[Begin RECORDS PROVIDED]

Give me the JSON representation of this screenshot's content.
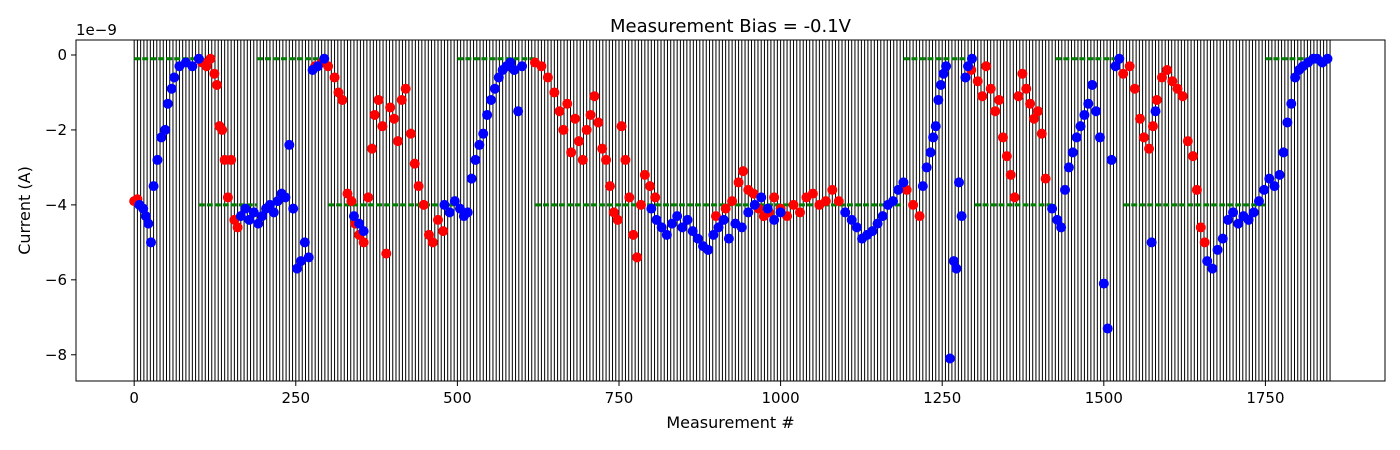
{
  "chart_data": {
    "type": "scatter",
    "title": "Measurement Bias = -0.1V",
    "xlabel": "Measurement #",
    "ylabel": "Current (A)",
    "y_offset_label": "1e−9",
    "xlim": [
      -90,
      1935
    ],
    "ylim": [
      -8.7,
      0.4
    ],
    "x_ticks": [
      0,
      250,
      500,
      750,
      1000,
      1250,
      1500,
      1750
    ],
    "x_tick_labels": [
      "0",
      "250",
      "500",
      "750",
      "1000",
      "1250",
      "1500",
      "1750"
    ],
    "y_ticks": [
      0,
      -2,
      -4,
      -6,
      -8
    ],
    "y_tick_labels": [
      "0",
      "−2",
      "−4",
      "−6",
      "−8"
    ],
    "grid": false,
    "vertical_lines": {
      "color": "#000000",
      "x_start": 0,
      "x_end": 1850,
      "spacing": 5
    },
    "colors": {
      "pulse": "#008000",
      "red": "#ff0000",
      "blue": "#0000ff"
    },
    "series": [
      {
        "color": "red",
        "points": [
          [
            0,
            -3.9
          ],
          [
            5,
            -3.85
          ],
          [
            105,
            -0.2
          ],
          [
            112,
            -0.3
          ],
          [
            118,
            -0.1
          ],
          [
            124,
            -0.5
          ],
          [
            128,
            -0.8
          ],
          [
            132,
            -1.9
          ],
          [
            136,
            -2.0
          ],
          [
            140,
            -2.8
          ],
          [
            145,
            -3.8
          ],
          [
            150,
            -2.8
          ],
          [
            155,
            -4.4
          ],
          [
            160,
            -4.6
          ],
          [
            280,
            -0.3
          ],
          [
            290,
            -0.2
          ],
          [
            300,
            -0.3
          ],
          [
            310,
            -0.6
          ],
          [
            316,
            -1.0
          ],
          [
            322,
            -1.2
          ],
          [
            330,
            -3.7
          ],
          [
            336,
            -3.9
          ],
          [
            342,
            -4.5
          ],
          [
            348,
            -4.8
          ],
          [
            355,
            -5.0
          ],
          [
            362,
            -3.8
          ],
          [
            368,
            -2.5
          ],
          [
            372,
            -1.6
          ],
          [
            378,
            -1.2
          ],
          [
            384,
            -1.9
          ],
          [
            390,
            -5.3
          ],
          [
            396,
            -1.4
          ],
          [
            402,
            -1.7
          ],
          [
            408,
            -2.3
          ],
          [
            414,
            -1.2
          ],
          [
            420,
            -0.9
          ],
          [
            428,
            -2.1
          ],
          [
            434,
            -2.9
          ],
          [
            440,
            -3.5
          ],
          [
            448,
            -4.0
          ],
          [
            456,
            -4.8
          ],
          [
            462,
            -5.0
          ],
          [
            470,
            -4.4
          ],
          [
            478,
            -4.7
          ],
          [
            620,
            -0.2
          ],
          [
            630,
            -0.3
          ],
          [
            640,
            -0.6
          ],
          [
            650,
            -1.0
          ],
          [
            658,
            -1.5
          ],
          [
            664,
            -2.0
          ],
          [
            670,
            -1.3
          ],
          [
            676,
            -2.6
          ],
          [
            682,
            -1.7
          ],
          [
            688,
            -2.3
          ],
          [
            694,
            -2.8
          ],
          [
            700,
            -2.0
          ],
          [
            706,
            -1.6
          ],
          [
            712,
            -1.1
          ],
          [
            718,
            -1.8
          ],
          [
            724,
            -2.5
          ],
          [
            730,
            -2.8
          ],
          [
            736,
            -3.5
          ],
          [
            742,
            -4.2
          ],
          [
            748,
            -4.4
          ],
          [
            754,
            -1.9
          ],
          [
            760,
            -2.8
          ],
          [
            766,
            -3.8
          ],
          [
            772,
            -4.8
          ],
          [
            778,
            -5.4
          ],
          [
            784,
            -4.0
          ],
          [
            790,
            -3.2
          ],
          [
            798,
            -3.5
          ],
          [
            806,
            -3.8
          ],
          [
            900,
            -4.3
          ],
          [
            915,
            -4.1
          ],
          [
            925,
            -3.9
          ],
          [
            935,
            -3.4
          ],
          [
            942,
            -3.1
          ],
          [
            950,
            -3.6
          ],
          [
            958,
            -3.7
          ],
          [
            966,
            -4.1
          ],
          [
            974,
            -4.3
          ],
          [
            982,
            -4.2
          ],
          [
            990,
            -3.8
          ],
          [
            1000,
            -4.1
          ],
          [
            1010,
            -4.3
          ],
          [
            1020,
            -4.0
          ],
          [
            1030,
            -4.2
          ],
          [
            1040,
            -3.8
          ],
          [
            1050,
            -3.7
          ],
          [
            1060,
            -4.0
          ],
          [
            1070,
            -3.9
          ],
          [
            1080,
            -3.6
          ],
          [
            1090,
            -3.9
          ],
          [
            1195,
            -3.6
          ],
          [
            1205,
            -4.0
          ],
          [
            1215,
            -4.3
          ],
          [
            1295,
            -0.4
          ],
          [
            1305,
            -0.7
          ],
          [
            1312,
            -1.1
          ],
          [
            1318,
            -0.3
          ],
          [
            1325,
            -0.9
          ],
          [
            1332,
            -1.5
          ],
          [
            1338,
            -1.2
          ],
          [
            1344,
            -2.2
          ],
          [
            1350,
            -2.7
          ],
          [
            1356,
            -3.2
          ],
          [
            1362,
            -3.8
          ],
          [
            1368,
            -1.1
          ],
          [
            1374,
            -0.5
          ],
          [
            1380,
            -0.9
          ],
          [
            1386,
            -1.3
          ],
          [
            1392,
            -1.7
          ],
          [
            1398,
            -1.5
          ],
          [
            1404,
            -2.1
          ],
          [
            1410,
            -3.3
          ],
          [
            1530,
            -0.5
          ],
          [
            1540,
            -0.3
          ],
          [
            1548,
            -0.9
          ],
          [
            1556,
            -1.7
          ],
          [
            1562,
            -2.2
          ],
          [
            1570,
            -2.5
          ],
          [
            1576,
            -1.9
          ],
          [
            1582,
            -1.2
          ],
          [
            1590,
            -0.6
          ],
          [
            1598,
            -0.4
          ],
          [
            1606,
            -0.7
          ],
          [
            1614,
            -0.9
          ],
          [
            1622,
            -1.1
          ],
          [
            1630,
            -2.3
          ],
          [
            1638,
            -2.7
          ],
          [
            1644,
            -3.6
          ],
          [
            1650,
            -4.6
          ],
          [
            1656,
            -5.0
          ]
        ]
      },
      {
        "color": "blue",
        "points": [
          [
            8,
            -4.0
          ],
          [
            14,
            -4.1
          ],
          [
            18,
            -4.3
          ],
          [
            22,
            -4.5
          ],
          [
            26,
            -5.0
          ],
          [
            30,
            -3.5
          ],
          [
            36,
            -2.8
          ],
          [
            42,
            -2.2
          ],
          [
            48,
            -2.0
          ],
          [
            52,
            -1.3
          ],
          [
            58,
            -0.9
          ],
          [
            62,
            -0.6
          ],
          [
            70,
            -0.3
          ],
          [
            80,
            -0.2
          ],
          [
            90,
            -0.3
          ],
          [
            100,
            -0.1
          ],
          [
            165,
            -4.3
          ],
          [
            172,
            -4.1
          ],
          [
            178,
            -4.4
          ],
          [
            185,
            -4.2
          ],
          [
            192,
            -4.5
          ],
          [
            198,
            -4.3
          ],
          [
            204,
            -4.1
          ],
          [
            210,
            -4.0
          ],
          [
            216,
            -4.2
          ],
          [
            222,
            -3.9
          ],
          [
            228,
            -3.7
          ],
          [
            234,
            -3.8
          ],
          [
            240,
            -2.4
          ],
          [
            246,
            -4.1
          ],
          [
            252,
            -5.7
          ],
          [
            258,
            -5.5
          ],
          [
            264,
            -5.0
          ],
          [
            270,
            -5.4
          ],
          [
            276,
            -0.4
          ],
          [
            284,
            -0.3
          ],
          [
            294,
            -0.1
          ],
          [
            340,
            -4.3
          ],
          [
            348,
            -4.5
          ],
          [
            355,
            -4.7
          ],
          [
            480,
            -4.0
          ],
          [
            488,
            -4.2
          ],
          [
            496,
            -3.9
          ],
          [
            504,
            -4.1
          ],
          [
            510,
            -4.3
          ],
          [
            516,
            -4.2
          ],
          [
            522,
            -3.3
          ],
          [
            528,
            -2.8
          ],
          [
            534,
            -2.4
          ],
          [
            540,
            -2.1
          ],
          [
            546,
            -1.6
          ],
          [
            552,
            -1.2
          ],
          [
            558,
            -0.9
          ],
          [
            564,
            -0.6
          ],
          [
            570,
            -0.4
          ],
          [
            576,
            -0.3
          ],
          [
            582,
            -0.2
          ],
          [
            588,
            -0.4
          ],
          [
            594,
            -1.5
          ],
          [
            600,
            -0.3
          ],
          [
            800,
            -4.1
          ],
          [
            808,
            -4.4
          ],
          [
            816,
            -4.6
          ],
          [
            824,
            -4.8
          ],
          [
            832,
            -4.5
          ],
          [
            840,
            -4.3
          ],
          [
            848,
            -4.6
          ],
          [
            856,
            -4.4
          ],
          [
            864,
            -4.7
          ],
          [
            872,
            -4.9
          ],
          [
            880,
            -5.1
          ],
          [
            888,
            -5.2
          ],
          [
            896,
            -4.8
          ],
          [
            904,
            -4.6
          ],
          [
            912,
            -4.4
          ],
          [
            920,
            -4.9
          ],
          [
            930,
            -4.5
          ],
          [
            940,
            -4.6
          ],
          [
            950,
            -4.2
          ],
          [
            960,
            -4.0
          ],
          [
            970,
            -3.8
          ],
          [
            980,
            -4.1
          ],
          [
            990,
            -4.4
          ],
          [
            1000,
            -4.2
          ],
          [
            1100,
            -4.2
          ],
          [
            1110,
            -4.4
          ],
          [
            1118,
            -4.6
          ],
          [
            1126,
            -4.9
          ],
          [
            1134,
            -4.8
          ],
          [
            1142,
            -4.7
          ],
          [
            1150,
            -4.5
          ],
          [
            1158,
            -4.3
          ],
          [
            1166,
            -4.0
          ],
          [
            1174,
            -3.9
          ],
          [
            1182,
            -3.6
          ],
          [
            1190,
            -3.4
          ],
          [
            1220,
            -3.5
          ],
          [
            1226,
            -3.0
          ],
          [
            1232,
            -2.6
          ],
          [
            1236,
            -2.2
          ],
          [
            1240,
            -1.9
          ],
          [
            1244,
            -1.2
          ],
          [
            1248,
            -0.8
          ],
          [
            1252,
            -0.5
          ],
          [
            1256,
            -0.3
          ],
          [
            1262,
            -8.1
          ],
          [
            1268,
            -5.5
          ],
          [
            1272,
            -5.7
          ],
          [
            1276,
            -3.4
          ],
          [
            1280,
            -4.3
          ],
          [
            1286,
            -0.6
          ],
          [
            1290,
            -0.3
          ],
          [
            1296,
            -0.1
          ],
          [
            1420,
            -4.1
          ],
          [
            1428,
            -4.4
          ],
          [
            1434,
            -4.6
          ],
          [
            1440,
            -3.6
          ],
          [
            1446,
            -3.0
          ],
          [
            1452,
            -2.6
          ],
          [
            1458,
            -2.2
          ],
          [
            1464,
            -1.9
          ],
          [
            1470,
            -1.6
          ],
          [
            1476,
            -1.3
          ],
          [
            1482,
            -0.8
          ],
          [
            1488,
            -1.5
          ],
          [
            1494,
            -2.2
          ],
          [
            1500,
            -6.1
          ],
          [
            1506,
            -7.3
          ],
          [
            1512,
            -2.8
          ],
          [
            1518,
            -0.3
          ],
          [
            1524,
            -0.1
          ],
          [
            1574,
            -5.0
          ],
          [
            1580,
            -1.5
          ],
          [
            1660,
            -5.5
          ],
          [
            1668,
            -5.7
          ],
          [
            1676,
            -5.2
          ],
          [
            1684,
            -4.9
          ],
          [
            1692,
            -4.4
          ],
          [
            1700,
            -4.2
          ],
          [
            1708,
            -4.5
          ],
          [
            1716,
            -4.3
          ],
          [
            1724,
            -4.4
          ],
          [
            1732,
            -4.2
          ],
          [
            1740,
            -3.9
          ],
          [
            1748,
            -3.6
          ],
          [
            1756,
            -3.3
          ],
          [
            1764,
            -3.5
          ],
          [
            1772,
            -3.2
          ],
          [
            1778,
            -2.6
          ],
          [
            1784,
            -1.8
          ],
          [
            1790,
            -1.3
          ],
          [
            1796,
            -0.6
          ],
          [
            1802,
            -0.4
          ],
          [
            1808,
            -0.3
          ],
          [
            1816,
            -0.2
          ],
          [
            1824,
            -0.1
          ],
          [
            1830,
            -0.1
          ],
          [
            1838,
            -0.2
          ],
          [
            1846,
            -0.1
          ]
        ]
      }
    ],
    "pulse_segments": [
      {
        "x0": 0,
        "x1": 100,
        "y": -0.1
      },
      {
        "x0": 100,
        "x1": 190,
        "y": -4.0
      },
      {
        "x0": 190,
        "x1": 300,
        "y": -0.1
      },
      {
        "x0": 300,
        "x1": 500,
        "y": -4.0
      },
      {
        "x0": 500,
        "x1": 620,
        "y": -0.1
      },
      {
        "x0": 620,
        "x1": 1190,
        "y": -4.0
      },
      {
        "x0": 1190,
        "x1": 1300,
        "y": -0.1
      },
      {
        "x0": 1300,
        "x1": 1425,
        "y": -4.0
      },
      {
        "x0": 1425,
        "x1": 1530,
        "y": -0.1
      },
      {
        "x0": 1530,
        "x1": 1750,
        "y": -4.0
      },
      {
        "x0": 1750,
        "x1": 1850,
        "y": -0.1
      }
    ]
  }
}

[End RECORDS PROVIDED]

▶ GOAL: Identify all lines where the word "Measurement" shows up. Copy them.

▶ SOLUTION TO THE EXERCISE:
    "title": "Measurement Bias = -0.1V",
    "xlabel": "Measurement #",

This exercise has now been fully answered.